<<<<

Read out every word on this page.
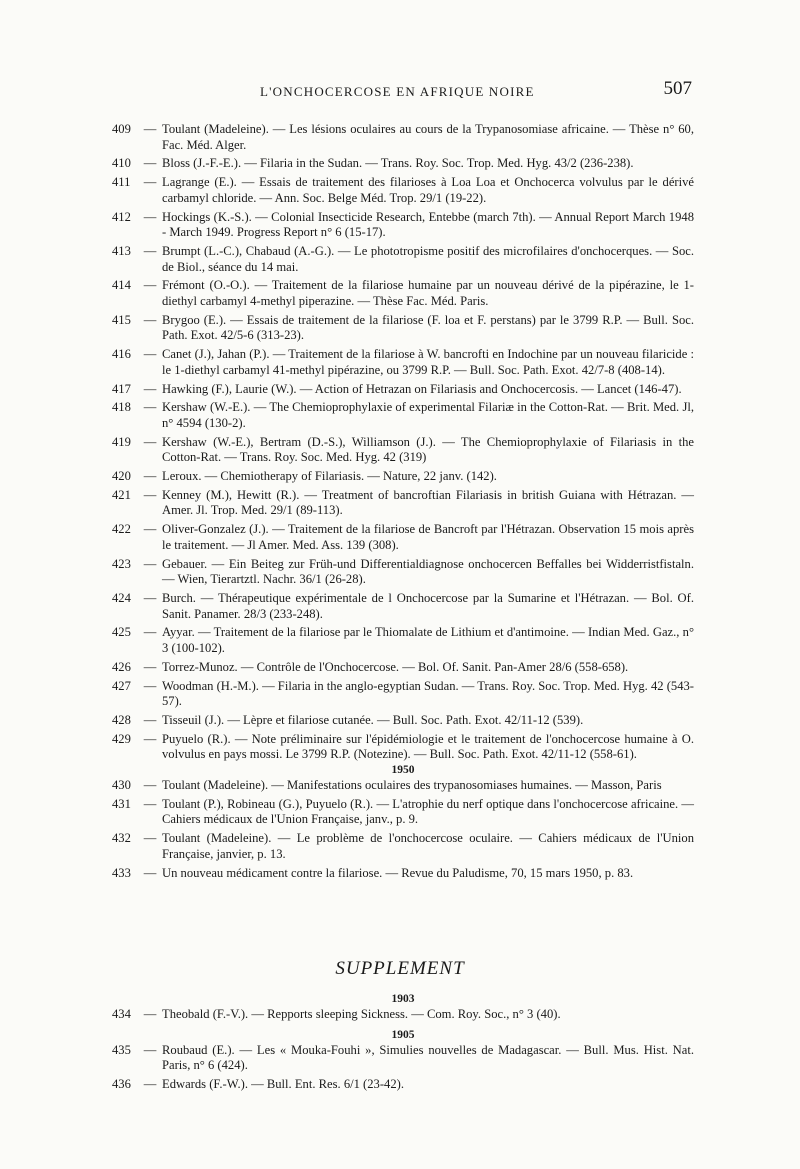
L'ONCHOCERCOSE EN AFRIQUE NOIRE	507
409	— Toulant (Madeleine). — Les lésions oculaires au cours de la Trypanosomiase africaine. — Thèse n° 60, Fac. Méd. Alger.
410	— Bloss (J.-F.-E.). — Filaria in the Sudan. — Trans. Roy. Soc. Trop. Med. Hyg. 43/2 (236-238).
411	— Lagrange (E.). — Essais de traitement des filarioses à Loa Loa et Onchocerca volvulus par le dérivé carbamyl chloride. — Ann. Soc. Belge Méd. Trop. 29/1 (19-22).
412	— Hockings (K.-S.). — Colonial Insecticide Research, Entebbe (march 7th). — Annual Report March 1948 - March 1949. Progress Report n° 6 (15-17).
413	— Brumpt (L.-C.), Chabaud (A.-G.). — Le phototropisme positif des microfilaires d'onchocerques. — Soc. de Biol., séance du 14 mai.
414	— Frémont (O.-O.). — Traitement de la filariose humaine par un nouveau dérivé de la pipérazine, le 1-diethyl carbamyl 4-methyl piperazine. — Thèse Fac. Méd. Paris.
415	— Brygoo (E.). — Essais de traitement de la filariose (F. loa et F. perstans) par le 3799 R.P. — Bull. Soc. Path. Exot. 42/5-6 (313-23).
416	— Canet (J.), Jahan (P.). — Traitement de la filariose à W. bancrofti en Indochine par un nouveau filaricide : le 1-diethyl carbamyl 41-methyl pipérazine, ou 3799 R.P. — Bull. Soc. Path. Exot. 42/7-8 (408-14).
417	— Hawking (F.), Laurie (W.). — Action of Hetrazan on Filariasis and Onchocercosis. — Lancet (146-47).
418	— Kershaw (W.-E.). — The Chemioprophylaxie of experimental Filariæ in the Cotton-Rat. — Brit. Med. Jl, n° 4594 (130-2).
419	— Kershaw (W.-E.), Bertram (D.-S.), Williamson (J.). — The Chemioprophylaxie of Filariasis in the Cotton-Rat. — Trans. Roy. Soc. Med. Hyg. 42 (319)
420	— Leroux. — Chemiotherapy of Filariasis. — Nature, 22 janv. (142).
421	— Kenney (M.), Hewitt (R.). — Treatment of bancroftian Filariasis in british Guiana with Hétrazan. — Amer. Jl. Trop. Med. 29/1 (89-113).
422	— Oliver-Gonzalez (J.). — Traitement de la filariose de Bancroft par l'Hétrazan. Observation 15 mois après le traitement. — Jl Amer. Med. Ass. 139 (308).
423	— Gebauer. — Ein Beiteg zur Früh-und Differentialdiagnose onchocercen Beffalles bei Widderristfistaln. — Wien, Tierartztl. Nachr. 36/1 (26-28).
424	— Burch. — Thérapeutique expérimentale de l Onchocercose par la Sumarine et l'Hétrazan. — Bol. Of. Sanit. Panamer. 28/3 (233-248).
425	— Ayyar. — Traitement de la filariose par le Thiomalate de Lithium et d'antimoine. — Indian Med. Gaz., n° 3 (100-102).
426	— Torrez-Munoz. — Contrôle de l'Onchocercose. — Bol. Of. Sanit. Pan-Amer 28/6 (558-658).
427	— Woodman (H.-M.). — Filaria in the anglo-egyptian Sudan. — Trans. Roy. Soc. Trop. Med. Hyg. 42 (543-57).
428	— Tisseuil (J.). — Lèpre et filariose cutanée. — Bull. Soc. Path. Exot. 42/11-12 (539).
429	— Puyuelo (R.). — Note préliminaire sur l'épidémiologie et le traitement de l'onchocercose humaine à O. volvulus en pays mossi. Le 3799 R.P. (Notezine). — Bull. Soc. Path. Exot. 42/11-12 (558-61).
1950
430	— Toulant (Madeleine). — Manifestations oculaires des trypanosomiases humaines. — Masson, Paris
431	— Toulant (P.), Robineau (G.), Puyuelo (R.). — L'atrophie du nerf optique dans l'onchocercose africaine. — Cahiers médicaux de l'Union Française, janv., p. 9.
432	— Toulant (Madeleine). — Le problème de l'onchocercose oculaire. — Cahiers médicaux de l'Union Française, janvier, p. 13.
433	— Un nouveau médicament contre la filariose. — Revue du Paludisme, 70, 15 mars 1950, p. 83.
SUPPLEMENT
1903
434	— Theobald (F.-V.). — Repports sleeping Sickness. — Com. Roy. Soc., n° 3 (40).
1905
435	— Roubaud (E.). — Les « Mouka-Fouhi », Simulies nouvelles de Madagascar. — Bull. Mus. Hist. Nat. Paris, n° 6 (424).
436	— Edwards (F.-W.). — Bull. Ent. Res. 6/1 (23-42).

>>>>
<<<<

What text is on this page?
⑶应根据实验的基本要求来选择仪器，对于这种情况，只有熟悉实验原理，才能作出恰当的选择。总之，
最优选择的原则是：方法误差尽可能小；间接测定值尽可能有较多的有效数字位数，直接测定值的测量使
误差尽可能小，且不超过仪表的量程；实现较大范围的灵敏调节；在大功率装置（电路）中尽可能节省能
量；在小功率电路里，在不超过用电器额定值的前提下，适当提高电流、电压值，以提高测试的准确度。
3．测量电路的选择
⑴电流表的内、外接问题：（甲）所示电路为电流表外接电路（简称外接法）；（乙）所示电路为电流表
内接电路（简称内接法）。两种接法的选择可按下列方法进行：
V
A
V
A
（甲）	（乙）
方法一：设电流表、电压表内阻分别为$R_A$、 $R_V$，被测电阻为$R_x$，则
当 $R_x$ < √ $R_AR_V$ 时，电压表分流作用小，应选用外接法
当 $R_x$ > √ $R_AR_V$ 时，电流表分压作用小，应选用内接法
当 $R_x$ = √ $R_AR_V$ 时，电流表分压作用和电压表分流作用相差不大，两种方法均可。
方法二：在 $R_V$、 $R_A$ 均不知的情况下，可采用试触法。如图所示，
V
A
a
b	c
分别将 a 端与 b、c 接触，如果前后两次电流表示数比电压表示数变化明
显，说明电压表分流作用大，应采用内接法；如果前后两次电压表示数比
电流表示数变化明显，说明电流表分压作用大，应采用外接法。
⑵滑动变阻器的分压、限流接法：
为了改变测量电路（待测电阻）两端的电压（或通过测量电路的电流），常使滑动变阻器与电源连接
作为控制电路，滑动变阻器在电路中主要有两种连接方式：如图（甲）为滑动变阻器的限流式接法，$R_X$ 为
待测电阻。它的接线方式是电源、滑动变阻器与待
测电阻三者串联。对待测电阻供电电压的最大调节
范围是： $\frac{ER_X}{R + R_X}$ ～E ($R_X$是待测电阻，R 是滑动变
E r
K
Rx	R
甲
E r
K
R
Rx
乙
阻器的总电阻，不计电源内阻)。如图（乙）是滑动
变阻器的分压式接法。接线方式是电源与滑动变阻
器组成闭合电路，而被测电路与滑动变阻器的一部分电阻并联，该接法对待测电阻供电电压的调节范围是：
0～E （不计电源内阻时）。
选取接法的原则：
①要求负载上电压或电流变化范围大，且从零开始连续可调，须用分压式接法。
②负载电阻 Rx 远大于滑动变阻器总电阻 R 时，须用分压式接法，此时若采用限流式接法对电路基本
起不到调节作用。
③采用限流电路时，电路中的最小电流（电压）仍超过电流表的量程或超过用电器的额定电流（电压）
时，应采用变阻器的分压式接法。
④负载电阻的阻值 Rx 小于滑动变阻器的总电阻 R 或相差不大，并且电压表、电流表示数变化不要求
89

>>>>

• **THE PROBLEM**
Of the lines in the records, how many contain the word "Cotton"? Answer with the number and nothing else.

• **ANSWER TO THE TASK**
2